* **GOAL**
Write only the number of lines in the records beneath that hold "eturummun".

* **INFORMATION SUPPLIED**

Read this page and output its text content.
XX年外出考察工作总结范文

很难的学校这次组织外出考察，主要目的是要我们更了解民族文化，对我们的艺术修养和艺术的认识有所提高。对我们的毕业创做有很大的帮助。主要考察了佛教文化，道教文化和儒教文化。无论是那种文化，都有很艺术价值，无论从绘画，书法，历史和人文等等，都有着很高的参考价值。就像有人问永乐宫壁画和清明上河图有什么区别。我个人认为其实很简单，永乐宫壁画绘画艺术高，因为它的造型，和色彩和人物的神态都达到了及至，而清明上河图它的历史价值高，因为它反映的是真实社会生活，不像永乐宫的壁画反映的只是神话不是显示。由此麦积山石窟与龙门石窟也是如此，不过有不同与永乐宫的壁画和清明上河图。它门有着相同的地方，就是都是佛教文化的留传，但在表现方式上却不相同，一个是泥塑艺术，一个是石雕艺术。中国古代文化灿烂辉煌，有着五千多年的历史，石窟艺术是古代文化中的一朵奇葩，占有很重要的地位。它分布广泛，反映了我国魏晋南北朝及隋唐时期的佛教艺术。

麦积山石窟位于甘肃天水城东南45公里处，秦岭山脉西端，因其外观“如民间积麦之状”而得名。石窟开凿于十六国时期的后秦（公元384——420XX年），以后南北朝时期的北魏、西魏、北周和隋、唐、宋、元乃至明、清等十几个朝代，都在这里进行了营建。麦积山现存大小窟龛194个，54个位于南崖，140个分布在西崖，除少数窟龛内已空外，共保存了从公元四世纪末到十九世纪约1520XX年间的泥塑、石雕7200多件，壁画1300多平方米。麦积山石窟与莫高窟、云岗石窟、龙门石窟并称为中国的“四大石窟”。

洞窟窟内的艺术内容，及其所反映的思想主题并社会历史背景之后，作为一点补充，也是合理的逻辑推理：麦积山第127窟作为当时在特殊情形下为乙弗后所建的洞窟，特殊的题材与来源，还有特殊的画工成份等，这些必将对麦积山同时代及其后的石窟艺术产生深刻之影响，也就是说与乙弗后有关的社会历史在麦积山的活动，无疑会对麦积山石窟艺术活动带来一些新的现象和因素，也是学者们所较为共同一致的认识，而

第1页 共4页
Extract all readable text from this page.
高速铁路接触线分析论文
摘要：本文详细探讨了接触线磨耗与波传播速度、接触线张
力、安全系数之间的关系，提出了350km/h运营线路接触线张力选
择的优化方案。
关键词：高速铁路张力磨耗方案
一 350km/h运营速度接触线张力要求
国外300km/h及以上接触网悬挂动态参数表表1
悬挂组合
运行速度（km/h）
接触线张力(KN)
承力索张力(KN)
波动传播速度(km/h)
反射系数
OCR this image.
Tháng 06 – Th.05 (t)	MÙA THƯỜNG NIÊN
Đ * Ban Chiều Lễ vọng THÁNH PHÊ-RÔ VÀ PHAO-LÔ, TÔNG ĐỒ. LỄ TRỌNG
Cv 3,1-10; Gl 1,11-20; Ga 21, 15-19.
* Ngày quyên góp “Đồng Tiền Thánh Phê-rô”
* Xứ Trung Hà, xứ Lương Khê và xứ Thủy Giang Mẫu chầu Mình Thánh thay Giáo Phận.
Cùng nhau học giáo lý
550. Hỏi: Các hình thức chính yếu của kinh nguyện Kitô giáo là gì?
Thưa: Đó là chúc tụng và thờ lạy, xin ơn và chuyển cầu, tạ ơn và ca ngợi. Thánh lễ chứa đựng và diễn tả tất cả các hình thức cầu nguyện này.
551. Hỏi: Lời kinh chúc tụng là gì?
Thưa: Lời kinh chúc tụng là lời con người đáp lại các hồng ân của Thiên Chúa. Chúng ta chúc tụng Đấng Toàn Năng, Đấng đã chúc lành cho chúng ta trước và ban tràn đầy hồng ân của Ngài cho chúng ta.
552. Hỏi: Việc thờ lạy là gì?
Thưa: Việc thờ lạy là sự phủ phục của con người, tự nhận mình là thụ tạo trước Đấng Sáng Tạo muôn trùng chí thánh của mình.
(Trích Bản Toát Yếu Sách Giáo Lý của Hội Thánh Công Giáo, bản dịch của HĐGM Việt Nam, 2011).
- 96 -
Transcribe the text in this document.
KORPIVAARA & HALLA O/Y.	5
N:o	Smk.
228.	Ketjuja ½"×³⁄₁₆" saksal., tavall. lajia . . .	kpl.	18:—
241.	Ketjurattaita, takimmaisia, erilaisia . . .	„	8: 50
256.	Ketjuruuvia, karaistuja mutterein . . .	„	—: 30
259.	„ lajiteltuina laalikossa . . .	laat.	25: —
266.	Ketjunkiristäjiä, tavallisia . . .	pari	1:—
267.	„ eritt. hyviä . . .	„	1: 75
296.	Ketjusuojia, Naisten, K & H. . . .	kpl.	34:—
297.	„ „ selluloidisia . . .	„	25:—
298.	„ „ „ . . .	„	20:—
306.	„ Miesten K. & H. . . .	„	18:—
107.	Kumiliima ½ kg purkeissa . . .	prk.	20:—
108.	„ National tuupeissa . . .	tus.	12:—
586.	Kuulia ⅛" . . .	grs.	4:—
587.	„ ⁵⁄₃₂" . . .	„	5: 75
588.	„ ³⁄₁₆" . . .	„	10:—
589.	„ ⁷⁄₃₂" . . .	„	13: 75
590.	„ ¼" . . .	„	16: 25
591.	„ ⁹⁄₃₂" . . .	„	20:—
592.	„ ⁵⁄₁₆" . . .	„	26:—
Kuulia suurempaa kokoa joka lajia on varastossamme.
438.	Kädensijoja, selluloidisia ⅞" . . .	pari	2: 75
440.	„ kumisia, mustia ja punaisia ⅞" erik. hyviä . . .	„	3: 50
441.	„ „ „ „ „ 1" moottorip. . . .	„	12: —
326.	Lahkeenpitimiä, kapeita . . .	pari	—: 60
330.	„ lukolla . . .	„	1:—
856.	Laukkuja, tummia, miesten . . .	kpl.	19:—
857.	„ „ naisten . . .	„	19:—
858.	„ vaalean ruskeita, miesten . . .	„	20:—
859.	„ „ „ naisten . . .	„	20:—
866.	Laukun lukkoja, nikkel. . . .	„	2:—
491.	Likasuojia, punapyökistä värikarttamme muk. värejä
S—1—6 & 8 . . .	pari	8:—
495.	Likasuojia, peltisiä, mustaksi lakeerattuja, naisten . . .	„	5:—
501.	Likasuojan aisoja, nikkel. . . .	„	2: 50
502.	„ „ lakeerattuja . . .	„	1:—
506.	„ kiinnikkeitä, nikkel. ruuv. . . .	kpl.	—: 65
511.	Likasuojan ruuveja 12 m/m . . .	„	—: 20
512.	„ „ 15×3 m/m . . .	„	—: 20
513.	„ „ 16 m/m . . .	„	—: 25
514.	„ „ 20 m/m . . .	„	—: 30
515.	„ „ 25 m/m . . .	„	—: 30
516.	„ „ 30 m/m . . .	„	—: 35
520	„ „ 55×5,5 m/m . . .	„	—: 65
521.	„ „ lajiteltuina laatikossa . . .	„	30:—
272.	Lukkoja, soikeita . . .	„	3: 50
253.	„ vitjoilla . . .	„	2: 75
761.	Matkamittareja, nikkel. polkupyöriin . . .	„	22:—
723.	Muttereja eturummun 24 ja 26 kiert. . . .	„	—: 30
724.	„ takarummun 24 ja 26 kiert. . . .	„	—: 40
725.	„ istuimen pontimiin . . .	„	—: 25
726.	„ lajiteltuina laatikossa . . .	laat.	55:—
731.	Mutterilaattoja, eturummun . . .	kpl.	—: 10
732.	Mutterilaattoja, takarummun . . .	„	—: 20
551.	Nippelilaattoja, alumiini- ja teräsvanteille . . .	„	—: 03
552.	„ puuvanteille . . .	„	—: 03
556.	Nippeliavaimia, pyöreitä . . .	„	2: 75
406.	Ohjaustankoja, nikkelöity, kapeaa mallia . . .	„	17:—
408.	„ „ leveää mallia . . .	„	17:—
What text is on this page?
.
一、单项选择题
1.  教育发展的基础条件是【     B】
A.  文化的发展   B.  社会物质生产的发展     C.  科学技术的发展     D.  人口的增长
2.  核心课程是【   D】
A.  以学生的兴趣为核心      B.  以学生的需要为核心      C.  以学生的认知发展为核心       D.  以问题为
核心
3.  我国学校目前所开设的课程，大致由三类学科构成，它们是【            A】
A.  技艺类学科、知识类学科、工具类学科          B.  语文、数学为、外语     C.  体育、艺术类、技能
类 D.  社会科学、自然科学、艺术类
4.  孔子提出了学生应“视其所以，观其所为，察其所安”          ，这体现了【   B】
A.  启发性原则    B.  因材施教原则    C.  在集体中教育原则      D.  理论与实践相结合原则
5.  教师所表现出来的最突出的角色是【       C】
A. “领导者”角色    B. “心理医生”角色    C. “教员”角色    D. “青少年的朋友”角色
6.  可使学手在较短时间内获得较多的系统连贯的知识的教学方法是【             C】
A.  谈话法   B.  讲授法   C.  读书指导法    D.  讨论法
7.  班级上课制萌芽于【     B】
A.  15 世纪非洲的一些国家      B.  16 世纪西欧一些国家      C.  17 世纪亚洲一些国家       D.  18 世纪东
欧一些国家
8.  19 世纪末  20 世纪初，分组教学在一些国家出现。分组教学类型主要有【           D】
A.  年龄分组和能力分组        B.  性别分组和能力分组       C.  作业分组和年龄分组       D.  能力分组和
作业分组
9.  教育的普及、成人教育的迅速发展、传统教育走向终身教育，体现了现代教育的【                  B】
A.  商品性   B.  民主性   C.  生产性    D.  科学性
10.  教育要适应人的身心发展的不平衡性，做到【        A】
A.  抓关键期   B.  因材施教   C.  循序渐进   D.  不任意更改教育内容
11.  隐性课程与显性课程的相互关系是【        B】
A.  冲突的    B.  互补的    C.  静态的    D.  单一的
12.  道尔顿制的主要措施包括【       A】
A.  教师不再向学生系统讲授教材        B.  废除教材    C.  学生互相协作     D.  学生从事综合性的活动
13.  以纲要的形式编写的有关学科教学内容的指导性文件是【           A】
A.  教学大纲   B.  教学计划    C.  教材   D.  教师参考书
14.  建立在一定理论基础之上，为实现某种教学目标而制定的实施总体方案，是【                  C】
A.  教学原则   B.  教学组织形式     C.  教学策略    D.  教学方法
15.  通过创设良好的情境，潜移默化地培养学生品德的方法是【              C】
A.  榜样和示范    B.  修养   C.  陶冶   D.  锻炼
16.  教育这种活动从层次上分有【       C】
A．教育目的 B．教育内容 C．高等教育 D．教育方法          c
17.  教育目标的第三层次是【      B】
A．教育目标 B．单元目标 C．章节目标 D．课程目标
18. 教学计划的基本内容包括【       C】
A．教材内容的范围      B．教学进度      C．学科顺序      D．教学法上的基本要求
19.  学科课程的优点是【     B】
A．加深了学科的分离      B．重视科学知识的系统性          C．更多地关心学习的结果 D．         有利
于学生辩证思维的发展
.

* **FINISHED EXERCISE**
2